YOUR INSTRUCTIONS
Take each line containing "Imię" and report it exactly as written.

Begin RECORDS SHOWN

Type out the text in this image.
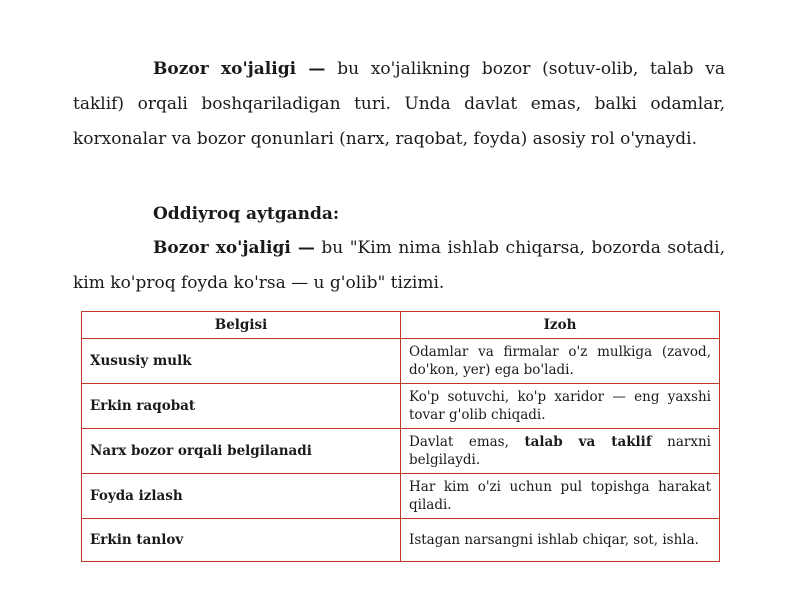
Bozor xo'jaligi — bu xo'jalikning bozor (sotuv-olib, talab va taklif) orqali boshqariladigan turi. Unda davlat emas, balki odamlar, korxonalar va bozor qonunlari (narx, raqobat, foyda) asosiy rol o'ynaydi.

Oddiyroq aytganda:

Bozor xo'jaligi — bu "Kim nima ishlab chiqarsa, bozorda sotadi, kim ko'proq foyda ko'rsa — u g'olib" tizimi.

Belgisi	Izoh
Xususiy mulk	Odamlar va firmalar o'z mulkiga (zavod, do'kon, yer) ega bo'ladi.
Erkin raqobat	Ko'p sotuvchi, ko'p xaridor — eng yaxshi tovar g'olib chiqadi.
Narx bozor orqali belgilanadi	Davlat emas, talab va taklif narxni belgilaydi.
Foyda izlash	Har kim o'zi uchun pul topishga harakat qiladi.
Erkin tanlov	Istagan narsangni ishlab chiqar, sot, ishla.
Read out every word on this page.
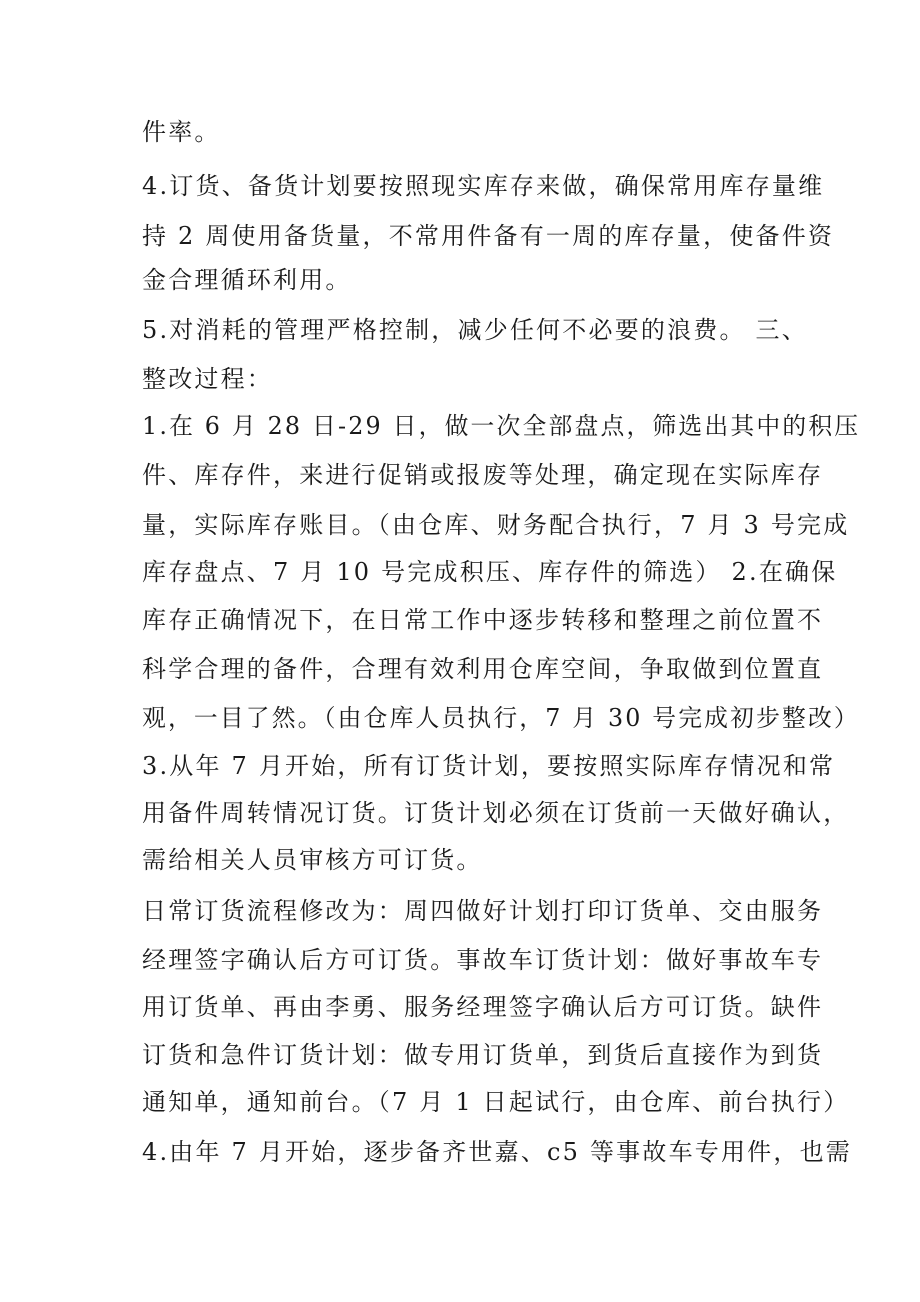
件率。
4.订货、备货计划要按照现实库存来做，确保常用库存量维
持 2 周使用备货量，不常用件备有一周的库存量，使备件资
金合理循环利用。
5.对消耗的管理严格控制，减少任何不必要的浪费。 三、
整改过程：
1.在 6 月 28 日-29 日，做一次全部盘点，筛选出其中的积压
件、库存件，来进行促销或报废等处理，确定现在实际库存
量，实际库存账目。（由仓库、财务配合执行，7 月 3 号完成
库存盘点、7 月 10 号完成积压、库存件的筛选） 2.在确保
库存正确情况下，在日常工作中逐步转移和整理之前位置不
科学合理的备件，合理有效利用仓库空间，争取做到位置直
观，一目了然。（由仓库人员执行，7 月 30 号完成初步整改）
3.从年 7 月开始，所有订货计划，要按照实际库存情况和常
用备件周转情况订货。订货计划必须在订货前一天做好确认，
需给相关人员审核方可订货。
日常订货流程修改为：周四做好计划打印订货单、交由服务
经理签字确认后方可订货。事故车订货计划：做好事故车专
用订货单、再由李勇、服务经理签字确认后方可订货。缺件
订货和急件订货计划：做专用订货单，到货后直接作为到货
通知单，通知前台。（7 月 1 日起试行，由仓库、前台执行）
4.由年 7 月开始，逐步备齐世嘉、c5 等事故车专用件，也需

End RECORDS SHOWN
Begin RECORDS SHOWN

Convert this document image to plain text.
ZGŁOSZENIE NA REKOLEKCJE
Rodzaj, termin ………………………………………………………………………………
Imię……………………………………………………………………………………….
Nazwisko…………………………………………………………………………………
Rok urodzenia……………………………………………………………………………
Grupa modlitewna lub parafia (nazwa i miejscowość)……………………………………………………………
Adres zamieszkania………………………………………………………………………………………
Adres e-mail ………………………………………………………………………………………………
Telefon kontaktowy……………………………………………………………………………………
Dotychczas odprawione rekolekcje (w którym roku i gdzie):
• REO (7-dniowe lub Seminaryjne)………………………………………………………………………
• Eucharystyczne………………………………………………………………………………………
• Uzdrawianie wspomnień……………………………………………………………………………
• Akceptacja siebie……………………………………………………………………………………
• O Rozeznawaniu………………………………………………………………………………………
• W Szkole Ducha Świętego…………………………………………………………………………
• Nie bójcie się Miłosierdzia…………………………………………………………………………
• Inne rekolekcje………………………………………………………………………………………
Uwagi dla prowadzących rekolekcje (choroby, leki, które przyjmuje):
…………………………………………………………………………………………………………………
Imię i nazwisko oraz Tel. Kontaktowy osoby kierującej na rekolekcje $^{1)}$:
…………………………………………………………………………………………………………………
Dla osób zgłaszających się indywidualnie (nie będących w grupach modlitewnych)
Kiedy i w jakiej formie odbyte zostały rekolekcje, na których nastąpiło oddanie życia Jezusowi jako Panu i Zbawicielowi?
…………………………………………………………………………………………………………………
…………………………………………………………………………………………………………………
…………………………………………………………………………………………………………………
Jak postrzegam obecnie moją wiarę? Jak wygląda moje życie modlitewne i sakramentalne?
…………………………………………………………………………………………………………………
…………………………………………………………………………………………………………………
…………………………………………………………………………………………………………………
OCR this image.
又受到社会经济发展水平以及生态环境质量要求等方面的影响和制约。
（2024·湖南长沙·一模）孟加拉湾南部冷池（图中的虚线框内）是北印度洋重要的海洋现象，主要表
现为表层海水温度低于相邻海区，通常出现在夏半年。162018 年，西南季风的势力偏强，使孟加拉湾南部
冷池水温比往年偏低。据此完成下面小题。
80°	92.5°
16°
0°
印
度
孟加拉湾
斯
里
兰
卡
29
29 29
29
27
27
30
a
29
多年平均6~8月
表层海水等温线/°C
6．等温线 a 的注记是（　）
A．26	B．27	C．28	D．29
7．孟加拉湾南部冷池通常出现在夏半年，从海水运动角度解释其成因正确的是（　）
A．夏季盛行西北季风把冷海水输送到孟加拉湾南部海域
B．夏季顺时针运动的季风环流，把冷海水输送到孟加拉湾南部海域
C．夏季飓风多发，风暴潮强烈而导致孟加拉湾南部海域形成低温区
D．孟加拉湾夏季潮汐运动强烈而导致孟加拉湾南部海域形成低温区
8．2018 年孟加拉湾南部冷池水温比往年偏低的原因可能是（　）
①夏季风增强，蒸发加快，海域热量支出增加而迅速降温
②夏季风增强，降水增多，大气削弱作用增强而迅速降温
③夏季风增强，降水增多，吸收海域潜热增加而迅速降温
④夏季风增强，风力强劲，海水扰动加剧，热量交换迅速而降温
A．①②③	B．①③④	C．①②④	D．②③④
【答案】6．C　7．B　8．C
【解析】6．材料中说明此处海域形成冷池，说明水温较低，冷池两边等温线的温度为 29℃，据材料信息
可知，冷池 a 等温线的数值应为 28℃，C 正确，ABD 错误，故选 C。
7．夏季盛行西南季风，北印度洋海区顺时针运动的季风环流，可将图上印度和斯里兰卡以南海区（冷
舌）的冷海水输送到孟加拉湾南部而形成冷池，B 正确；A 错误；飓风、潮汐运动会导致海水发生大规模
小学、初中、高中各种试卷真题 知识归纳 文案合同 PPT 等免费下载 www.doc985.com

End RECORDS SHOWN
Begin RECORDS SHOWN

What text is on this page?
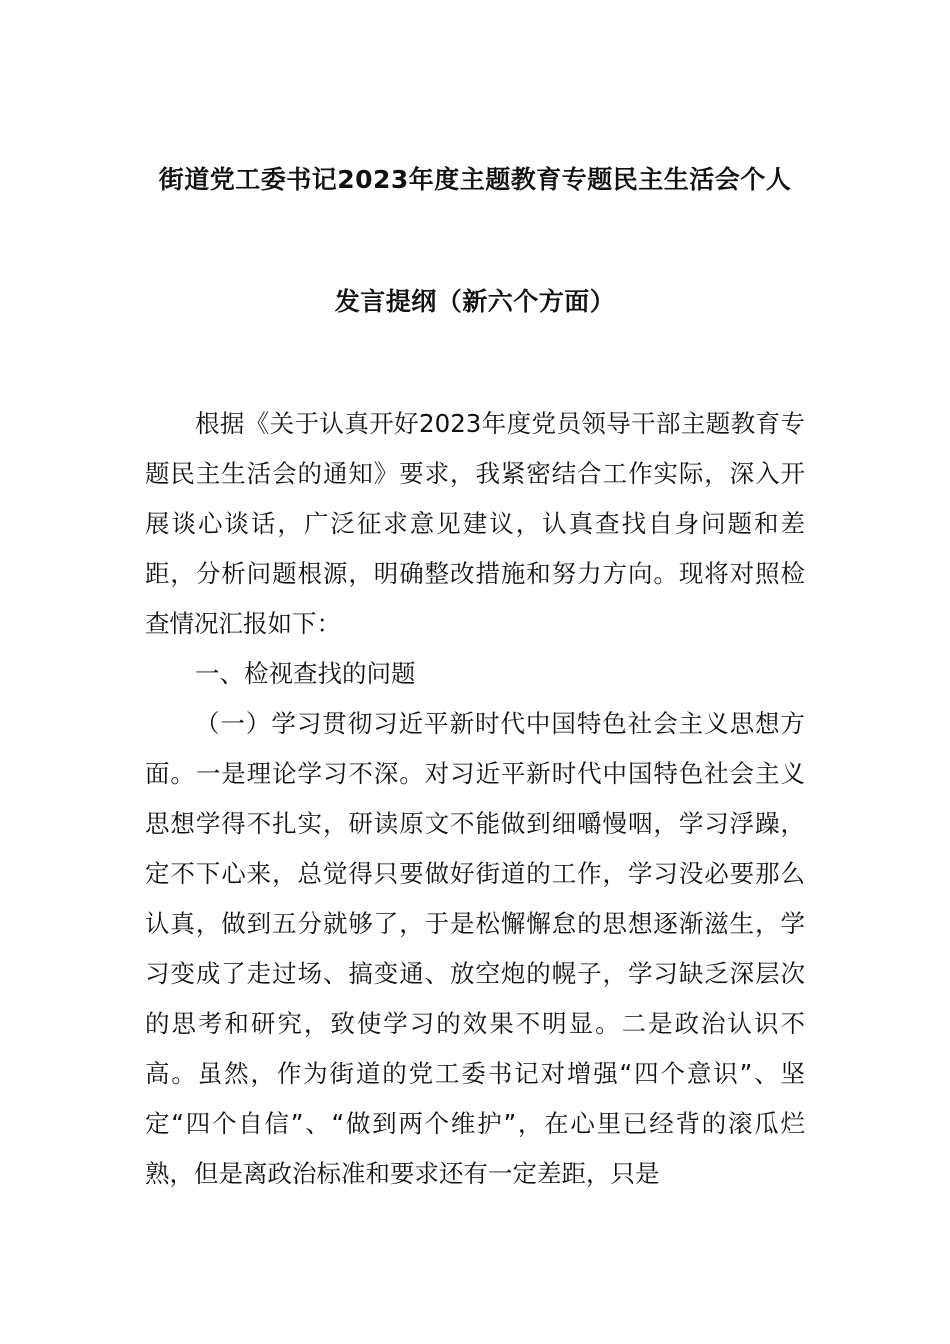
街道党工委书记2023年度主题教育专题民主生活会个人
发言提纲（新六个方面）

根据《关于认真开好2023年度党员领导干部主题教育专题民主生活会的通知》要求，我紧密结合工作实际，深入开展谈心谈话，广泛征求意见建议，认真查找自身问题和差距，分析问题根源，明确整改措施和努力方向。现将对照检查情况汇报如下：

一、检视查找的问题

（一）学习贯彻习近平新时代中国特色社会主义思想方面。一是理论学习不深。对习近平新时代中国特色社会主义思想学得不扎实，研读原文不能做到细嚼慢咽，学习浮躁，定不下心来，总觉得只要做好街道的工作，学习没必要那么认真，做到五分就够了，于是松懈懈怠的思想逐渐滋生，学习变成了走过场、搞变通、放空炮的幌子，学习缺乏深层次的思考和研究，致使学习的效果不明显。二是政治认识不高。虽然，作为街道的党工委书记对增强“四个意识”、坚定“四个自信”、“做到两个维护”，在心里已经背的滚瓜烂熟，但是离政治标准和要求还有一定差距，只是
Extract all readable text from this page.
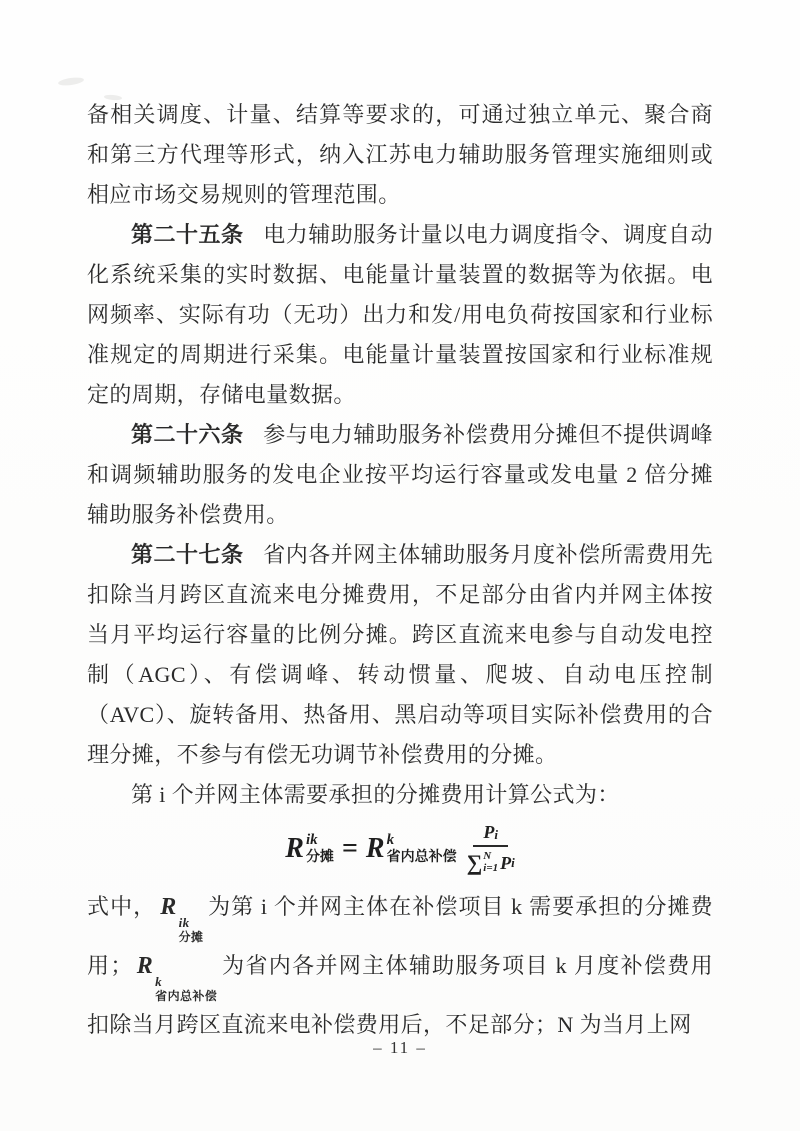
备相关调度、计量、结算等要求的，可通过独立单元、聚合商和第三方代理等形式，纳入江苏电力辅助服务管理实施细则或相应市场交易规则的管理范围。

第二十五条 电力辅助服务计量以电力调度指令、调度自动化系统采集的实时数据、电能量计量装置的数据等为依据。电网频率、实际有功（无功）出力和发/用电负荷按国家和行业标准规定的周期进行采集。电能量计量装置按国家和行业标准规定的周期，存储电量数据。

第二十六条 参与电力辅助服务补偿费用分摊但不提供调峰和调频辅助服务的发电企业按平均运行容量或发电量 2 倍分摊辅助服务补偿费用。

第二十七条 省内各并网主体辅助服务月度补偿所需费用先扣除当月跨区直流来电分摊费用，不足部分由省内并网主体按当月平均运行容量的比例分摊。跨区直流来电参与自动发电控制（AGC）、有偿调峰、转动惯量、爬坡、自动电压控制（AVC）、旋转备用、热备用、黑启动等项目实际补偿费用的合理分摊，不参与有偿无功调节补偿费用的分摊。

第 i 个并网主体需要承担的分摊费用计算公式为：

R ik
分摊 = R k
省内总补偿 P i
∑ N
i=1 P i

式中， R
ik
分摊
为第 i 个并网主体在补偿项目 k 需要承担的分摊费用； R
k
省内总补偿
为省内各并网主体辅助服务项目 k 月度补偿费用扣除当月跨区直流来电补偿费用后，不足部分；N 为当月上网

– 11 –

End RECORDS SHOWN

EXERCISE RESULT
Imię……………………………………………………………………………………….
Imię i nazwisko oraz Tel. Kontaktowy osoby kierującej na rekolekcje $^{1)}$:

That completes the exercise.